_Dataset entries_

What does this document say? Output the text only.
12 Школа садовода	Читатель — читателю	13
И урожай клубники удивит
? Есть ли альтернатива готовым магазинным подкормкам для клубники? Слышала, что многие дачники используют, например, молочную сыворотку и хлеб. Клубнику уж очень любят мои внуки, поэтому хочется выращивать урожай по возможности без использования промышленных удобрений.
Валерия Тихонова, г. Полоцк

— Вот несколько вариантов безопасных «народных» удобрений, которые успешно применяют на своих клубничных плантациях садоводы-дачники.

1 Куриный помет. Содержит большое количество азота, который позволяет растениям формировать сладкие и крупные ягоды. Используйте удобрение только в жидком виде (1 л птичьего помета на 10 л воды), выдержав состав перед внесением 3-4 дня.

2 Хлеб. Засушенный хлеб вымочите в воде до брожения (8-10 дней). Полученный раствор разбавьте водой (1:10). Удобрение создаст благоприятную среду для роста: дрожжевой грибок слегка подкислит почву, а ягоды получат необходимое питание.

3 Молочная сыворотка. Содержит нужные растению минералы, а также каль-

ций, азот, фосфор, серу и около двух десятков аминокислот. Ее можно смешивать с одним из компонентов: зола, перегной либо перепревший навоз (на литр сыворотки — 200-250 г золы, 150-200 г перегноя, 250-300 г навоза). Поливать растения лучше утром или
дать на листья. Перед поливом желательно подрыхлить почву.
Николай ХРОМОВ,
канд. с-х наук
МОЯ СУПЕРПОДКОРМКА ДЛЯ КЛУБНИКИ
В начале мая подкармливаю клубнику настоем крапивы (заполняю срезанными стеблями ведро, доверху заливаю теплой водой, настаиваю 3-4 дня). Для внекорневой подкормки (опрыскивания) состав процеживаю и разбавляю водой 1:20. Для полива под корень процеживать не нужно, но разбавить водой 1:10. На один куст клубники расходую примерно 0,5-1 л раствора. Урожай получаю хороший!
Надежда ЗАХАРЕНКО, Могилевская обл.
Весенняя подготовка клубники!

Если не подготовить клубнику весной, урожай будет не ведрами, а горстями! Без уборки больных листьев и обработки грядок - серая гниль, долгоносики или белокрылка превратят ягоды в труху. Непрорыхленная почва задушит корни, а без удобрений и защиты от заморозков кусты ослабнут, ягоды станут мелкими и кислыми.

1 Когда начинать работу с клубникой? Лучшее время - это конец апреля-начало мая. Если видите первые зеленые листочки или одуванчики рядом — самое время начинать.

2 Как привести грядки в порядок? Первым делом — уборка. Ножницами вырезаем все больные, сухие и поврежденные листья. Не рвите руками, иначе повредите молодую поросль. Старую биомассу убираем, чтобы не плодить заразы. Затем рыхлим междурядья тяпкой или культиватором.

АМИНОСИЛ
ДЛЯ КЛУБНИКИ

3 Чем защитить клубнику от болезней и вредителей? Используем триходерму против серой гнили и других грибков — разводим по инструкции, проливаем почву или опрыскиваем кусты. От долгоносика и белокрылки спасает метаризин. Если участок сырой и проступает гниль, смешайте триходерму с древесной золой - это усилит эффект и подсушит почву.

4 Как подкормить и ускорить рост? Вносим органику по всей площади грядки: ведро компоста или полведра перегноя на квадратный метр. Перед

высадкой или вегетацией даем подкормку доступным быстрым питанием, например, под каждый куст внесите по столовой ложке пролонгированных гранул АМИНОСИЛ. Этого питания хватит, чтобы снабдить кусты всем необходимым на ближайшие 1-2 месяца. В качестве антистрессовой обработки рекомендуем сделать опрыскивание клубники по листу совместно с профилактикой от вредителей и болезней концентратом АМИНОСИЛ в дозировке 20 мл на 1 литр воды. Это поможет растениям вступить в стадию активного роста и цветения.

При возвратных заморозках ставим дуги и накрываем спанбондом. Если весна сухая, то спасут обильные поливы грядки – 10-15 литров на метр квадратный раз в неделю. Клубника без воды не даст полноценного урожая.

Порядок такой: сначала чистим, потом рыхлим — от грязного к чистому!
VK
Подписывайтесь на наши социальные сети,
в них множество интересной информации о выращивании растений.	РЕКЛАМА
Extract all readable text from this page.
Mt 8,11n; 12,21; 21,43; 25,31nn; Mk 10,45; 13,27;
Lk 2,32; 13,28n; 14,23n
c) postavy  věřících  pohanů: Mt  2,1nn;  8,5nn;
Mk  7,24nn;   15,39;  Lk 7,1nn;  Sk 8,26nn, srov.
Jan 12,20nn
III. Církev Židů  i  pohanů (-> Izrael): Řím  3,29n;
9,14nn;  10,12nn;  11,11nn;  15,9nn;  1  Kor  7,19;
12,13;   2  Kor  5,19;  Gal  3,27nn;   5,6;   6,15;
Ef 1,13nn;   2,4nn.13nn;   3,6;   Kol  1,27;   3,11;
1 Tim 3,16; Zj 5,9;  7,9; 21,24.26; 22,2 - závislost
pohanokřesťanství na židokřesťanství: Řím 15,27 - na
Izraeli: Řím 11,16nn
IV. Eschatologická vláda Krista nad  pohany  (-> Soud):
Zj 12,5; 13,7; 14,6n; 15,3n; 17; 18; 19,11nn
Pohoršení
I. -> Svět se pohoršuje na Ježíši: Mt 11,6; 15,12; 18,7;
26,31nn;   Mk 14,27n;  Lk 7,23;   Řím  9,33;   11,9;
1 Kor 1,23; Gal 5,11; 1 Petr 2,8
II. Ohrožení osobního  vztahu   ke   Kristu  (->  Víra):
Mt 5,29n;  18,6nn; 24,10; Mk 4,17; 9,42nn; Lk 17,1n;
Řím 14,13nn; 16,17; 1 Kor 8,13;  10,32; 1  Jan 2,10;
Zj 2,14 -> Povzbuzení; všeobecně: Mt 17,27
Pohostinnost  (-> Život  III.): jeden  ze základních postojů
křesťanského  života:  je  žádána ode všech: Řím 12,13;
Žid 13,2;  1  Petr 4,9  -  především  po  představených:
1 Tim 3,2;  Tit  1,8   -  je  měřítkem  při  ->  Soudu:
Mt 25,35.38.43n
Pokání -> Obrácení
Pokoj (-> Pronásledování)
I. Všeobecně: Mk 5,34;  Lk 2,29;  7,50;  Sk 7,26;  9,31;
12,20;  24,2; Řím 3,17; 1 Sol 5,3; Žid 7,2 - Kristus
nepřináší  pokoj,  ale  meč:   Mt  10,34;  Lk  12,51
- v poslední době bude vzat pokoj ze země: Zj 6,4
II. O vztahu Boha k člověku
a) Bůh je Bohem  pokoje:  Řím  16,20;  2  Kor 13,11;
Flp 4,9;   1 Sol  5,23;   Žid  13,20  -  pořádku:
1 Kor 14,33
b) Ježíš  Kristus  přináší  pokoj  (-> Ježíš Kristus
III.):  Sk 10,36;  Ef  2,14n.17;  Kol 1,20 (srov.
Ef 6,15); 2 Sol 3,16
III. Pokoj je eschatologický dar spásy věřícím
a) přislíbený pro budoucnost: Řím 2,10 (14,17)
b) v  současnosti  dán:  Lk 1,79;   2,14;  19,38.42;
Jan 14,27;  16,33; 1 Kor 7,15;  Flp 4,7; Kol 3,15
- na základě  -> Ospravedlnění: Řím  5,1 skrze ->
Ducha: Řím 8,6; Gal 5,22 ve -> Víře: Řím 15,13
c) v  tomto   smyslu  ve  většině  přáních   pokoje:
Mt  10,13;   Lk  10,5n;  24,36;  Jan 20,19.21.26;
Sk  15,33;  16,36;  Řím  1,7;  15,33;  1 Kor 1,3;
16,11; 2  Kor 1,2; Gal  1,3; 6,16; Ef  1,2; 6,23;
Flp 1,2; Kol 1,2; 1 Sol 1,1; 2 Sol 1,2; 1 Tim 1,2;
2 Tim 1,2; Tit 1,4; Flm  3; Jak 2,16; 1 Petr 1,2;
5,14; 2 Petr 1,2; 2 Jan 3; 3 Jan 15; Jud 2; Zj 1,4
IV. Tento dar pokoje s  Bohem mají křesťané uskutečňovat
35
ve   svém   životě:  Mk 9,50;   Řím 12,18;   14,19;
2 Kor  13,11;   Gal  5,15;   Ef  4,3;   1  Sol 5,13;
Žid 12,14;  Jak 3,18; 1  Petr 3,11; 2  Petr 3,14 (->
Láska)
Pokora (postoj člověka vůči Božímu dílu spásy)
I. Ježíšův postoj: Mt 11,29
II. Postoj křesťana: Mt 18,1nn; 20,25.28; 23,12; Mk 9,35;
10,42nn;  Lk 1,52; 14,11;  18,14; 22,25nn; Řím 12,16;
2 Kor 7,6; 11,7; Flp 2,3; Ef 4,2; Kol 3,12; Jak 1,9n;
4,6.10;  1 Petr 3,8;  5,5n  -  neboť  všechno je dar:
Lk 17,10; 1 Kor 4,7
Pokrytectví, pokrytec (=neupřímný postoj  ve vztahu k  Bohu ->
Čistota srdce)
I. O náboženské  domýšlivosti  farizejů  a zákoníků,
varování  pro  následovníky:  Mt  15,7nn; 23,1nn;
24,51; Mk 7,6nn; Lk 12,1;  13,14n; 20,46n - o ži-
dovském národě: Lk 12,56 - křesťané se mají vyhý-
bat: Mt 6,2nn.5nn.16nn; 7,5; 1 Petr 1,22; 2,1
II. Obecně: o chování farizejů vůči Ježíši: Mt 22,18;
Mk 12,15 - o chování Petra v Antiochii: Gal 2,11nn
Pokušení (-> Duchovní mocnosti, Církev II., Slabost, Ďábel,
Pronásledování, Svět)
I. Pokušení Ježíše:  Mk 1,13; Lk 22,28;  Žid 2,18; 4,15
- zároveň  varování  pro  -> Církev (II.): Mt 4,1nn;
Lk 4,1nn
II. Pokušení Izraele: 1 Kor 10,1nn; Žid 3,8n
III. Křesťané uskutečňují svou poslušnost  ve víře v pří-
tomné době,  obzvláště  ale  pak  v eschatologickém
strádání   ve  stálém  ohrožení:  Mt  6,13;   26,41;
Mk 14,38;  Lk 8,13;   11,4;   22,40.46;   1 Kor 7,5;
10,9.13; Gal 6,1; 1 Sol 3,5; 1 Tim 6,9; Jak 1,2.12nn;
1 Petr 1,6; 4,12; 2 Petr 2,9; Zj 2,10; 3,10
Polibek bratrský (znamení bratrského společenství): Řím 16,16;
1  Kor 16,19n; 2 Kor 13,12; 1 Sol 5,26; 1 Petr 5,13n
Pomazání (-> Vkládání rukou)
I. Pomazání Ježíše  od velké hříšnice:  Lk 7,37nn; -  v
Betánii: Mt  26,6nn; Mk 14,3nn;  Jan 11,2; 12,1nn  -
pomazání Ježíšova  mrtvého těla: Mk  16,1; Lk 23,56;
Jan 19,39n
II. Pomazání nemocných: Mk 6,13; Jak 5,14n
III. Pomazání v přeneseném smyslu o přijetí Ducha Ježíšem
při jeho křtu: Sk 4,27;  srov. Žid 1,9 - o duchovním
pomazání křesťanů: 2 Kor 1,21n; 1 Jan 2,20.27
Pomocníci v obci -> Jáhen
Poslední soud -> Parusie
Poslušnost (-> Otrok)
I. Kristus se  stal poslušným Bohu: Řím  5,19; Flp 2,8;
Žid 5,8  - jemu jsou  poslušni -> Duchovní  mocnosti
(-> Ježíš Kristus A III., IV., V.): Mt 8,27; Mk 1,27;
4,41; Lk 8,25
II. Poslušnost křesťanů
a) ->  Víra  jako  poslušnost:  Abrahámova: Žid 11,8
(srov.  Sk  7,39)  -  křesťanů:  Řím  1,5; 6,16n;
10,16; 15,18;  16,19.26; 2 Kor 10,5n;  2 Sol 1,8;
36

_Aim_
Select all lines in the listing above where the word "spásy" appears, and show them.

_Exercise response_
III. Pokoj je eschatologický dar spásy věřícím
Pokora (postoj člověka vůči Božímu dílu spásy)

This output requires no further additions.